--- START Input ---

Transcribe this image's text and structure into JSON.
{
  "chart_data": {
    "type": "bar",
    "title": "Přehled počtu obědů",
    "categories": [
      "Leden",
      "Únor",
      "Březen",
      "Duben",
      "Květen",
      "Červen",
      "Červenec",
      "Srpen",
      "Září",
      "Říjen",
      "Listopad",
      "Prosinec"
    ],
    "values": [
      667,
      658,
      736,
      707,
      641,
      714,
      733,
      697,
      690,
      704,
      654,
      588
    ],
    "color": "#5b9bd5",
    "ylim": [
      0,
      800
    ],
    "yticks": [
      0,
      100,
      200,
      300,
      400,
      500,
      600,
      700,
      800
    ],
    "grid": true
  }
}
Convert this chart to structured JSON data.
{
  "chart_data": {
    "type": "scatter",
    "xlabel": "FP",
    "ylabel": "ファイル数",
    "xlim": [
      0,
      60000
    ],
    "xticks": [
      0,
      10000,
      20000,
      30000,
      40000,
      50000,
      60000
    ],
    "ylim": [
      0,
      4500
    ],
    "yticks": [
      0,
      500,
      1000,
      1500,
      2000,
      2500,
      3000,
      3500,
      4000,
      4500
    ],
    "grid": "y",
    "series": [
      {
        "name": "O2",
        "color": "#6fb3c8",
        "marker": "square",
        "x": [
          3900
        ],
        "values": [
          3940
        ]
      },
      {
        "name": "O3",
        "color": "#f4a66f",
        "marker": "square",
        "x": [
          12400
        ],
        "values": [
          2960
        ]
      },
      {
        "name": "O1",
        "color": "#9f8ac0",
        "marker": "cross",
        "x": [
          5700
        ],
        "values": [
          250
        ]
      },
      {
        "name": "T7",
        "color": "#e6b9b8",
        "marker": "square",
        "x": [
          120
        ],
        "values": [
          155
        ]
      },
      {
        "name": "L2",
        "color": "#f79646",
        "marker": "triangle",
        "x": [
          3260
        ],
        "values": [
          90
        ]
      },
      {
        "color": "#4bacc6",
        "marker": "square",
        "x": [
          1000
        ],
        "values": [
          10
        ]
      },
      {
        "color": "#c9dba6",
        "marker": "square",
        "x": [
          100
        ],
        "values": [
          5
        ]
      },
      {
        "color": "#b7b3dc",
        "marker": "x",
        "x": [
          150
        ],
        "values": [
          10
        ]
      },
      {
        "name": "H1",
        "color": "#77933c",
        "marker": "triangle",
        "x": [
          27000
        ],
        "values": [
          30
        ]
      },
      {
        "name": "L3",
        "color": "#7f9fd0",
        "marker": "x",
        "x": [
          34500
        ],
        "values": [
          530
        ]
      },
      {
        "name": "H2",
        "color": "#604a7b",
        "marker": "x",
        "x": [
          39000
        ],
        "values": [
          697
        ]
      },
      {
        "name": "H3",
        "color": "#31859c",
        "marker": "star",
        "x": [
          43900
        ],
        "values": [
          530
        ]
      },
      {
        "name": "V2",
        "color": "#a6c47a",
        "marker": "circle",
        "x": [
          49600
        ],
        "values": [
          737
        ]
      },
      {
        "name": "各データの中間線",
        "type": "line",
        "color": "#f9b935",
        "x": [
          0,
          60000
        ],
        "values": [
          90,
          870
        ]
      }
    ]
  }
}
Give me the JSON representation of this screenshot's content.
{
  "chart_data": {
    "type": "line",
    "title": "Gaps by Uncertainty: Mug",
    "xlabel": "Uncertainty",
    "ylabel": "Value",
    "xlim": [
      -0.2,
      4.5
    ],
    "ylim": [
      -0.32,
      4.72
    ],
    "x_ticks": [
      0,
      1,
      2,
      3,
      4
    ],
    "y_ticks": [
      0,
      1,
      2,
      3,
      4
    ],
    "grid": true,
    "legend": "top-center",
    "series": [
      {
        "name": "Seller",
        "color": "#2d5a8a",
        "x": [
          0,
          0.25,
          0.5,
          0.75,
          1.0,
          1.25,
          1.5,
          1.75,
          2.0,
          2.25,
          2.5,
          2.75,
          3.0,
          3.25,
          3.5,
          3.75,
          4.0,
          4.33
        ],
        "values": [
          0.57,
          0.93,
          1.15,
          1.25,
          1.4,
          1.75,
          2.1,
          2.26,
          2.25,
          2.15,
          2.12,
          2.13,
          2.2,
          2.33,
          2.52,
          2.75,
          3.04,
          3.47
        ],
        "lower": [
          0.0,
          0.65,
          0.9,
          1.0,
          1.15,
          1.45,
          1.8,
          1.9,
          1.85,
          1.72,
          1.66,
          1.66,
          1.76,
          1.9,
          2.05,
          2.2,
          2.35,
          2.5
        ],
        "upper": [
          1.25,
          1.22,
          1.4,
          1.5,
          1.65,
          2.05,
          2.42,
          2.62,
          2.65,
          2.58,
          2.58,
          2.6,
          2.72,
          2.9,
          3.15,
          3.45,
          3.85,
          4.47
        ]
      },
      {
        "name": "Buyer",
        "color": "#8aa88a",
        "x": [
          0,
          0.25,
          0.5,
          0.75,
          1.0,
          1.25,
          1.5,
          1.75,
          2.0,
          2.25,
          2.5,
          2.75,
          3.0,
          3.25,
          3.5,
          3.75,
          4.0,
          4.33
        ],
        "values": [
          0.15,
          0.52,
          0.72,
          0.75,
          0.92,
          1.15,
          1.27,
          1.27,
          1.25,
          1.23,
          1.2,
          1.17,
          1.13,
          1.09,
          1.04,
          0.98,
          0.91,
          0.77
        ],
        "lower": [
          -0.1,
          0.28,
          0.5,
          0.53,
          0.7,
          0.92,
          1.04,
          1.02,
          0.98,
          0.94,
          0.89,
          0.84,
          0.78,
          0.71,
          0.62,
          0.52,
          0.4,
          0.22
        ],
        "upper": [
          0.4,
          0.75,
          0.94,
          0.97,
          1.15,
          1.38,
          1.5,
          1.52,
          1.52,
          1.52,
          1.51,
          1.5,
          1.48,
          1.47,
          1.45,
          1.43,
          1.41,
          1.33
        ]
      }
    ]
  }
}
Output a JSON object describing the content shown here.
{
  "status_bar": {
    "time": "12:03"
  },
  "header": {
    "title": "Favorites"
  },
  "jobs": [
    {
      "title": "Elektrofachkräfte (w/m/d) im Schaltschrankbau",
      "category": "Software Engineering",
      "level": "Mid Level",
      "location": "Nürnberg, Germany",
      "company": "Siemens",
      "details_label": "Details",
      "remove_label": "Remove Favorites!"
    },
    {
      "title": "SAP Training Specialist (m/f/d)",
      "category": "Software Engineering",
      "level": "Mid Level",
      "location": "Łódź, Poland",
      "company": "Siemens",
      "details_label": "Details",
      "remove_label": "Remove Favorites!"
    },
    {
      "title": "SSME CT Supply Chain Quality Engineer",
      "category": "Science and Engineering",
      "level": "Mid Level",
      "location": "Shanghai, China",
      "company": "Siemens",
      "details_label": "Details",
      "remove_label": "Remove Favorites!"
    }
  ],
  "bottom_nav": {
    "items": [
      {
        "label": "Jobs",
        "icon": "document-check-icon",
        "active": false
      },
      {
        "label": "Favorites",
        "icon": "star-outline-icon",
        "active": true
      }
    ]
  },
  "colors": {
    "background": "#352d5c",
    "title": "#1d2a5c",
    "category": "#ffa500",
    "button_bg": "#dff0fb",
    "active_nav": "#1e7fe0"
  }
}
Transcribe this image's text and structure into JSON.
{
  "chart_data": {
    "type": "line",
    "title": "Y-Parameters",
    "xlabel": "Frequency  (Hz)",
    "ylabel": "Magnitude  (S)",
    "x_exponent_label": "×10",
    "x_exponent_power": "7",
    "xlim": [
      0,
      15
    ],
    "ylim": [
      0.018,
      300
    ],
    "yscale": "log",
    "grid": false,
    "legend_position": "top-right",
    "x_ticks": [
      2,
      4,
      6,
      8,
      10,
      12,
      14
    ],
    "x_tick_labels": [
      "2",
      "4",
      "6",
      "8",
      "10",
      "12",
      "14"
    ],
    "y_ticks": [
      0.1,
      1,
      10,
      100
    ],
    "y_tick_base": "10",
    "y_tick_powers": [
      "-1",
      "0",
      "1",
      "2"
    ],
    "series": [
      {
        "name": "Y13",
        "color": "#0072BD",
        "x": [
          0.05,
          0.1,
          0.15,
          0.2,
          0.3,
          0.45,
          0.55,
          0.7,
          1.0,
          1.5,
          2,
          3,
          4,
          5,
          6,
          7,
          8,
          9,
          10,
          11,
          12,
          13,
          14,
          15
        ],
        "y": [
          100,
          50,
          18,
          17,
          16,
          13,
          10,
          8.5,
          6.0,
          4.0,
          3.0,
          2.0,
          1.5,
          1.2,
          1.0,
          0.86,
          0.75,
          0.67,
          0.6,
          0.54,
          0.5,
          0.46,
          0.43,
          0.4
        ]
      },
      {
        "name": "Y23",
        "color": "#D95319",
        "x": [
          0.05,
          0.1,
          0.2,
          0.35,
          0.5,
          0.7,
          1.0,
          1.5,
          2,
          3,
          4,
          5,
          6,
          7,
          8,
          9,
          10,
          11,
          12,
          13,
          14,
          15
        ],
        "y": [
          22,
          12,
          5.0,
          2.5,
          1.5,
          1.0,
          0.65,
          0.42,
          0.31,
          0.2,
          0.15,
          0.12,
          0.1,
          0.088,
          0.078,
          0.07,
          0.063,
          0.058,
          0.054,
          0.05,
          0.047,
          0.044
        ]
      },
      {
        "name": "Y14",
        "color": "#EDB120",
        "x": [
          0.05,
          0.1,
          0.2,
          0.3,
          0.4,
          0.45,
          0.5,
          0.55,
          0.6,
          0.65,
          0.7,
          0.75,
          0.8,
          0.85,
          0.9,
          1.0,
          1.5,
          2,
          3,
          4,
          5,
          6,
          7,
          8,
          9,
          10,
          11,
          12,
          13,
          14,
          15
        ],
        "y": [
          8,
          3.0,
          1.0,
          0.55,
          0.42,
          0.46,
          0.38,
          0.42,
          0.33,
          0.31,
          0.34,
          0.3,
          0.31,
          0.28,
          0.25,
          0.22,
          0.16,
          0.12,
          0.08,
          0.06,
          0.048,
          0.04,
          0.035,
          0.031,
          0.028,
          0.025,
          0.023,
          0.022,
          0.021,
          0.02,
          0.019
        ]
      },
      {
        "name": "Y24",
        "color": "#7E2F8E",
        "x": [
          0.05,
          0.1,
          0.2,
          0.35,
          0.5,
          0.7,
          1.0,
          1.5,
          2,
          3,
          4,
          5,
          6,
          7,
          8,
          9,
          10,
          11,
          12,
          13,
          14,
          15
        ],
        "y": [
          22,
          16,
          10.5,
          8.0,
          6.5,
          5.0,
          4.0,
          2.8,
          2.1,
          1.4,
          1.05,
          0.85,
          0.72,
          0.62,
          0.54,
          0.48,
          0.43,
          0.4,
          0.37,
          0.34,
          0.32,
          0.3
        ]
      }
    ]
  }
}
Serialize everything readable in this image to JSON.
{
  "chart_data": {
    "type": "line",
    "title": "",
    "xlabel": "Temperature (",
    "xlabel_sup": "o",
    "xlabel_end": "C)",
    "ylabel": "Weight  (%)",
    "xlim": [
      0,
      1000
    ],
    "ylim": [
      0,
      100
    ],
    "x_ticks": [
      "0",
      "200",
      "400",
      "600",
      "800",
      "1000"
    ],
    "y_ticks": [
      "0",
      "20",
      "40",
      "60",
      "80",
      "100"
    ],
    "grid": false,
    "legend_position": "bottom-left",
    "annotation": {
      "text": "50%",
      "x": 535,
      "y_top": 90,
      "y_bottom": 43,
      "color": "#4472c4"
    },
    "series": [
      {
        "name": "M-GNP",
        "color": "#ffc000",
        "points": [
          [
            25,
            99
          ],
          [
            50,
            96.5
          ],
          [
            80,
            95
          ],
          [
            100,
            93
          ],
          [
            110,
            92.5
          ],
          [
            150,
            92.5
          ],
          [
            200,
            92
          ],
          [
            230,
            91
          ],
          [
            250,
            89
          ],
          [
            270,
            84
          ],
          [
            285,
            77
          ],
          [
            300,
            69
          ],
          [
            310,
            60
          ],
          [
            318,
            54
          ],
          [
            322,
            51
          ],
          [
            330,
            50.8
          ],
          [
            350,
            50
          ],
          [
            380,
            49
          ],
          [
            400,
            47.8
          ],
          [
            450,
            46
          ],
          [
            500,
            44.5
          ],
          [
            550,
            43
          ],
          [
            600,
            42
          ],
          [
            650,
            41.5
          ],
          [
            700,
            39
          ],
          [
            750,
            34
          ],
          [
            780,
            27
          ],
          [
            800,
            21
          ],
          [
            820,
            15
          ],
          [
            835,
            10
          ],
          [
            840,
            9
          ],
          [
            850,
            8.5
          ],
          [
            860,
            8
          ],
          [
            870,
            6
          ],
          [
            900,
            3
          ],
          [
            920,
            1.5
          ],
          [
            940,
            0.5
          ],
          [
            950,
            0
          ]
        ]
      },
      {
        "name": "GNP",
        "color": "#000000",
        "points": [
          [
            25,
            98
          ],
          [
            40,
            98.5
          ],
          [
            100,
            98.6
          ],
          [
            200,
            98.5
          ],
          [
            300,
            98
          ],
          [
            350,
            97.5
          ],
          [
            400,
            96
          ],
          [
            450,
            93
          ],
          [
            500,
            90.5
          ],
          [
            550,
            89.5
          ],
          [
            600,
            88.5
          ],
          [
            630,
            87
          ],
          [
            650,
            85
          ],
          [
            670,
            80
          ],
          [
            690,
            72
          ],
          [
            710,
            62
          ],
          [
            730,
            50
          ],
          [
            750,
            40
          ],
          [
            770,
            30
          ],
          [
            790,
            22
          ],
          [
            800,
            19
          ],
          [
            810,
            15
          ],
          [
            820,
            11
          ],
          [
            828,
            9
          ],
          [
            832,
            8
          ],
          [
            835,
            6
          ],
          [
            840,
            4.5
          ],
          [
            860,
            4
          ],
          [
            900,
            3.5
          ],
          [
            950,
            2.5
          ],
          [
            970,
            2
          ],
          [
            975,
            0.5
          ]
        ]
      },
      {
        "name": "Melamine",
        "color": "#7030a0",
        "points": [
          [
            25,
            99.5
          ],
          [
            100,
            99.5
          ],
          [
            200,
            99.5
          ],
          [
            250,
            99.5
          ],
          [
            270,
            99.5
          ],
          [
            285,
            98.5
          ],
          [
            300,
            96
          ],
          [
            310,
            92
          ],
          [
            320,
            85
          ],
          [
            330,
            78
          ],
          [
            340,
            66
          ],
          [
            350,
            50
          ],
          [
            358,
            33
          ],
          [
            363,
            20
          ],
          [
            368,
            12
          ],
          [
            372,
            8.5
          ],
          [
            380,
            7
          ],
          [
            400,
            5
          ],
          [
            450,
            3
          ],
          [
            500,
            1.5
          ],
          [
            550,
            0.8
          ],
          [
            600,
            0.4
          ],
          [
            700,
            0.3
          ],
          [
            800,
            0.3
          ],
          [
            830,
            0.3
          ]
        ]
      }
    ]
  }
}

--- END Input ---

## Exercise task
Lines that hold "category" are the ones to copy; find all of them.

## Answer to this exercise
      "category": "Software Engineering",
      "category": "Software Engineering",
      "category": "Science and Engineering",
    "category": "#ffa500",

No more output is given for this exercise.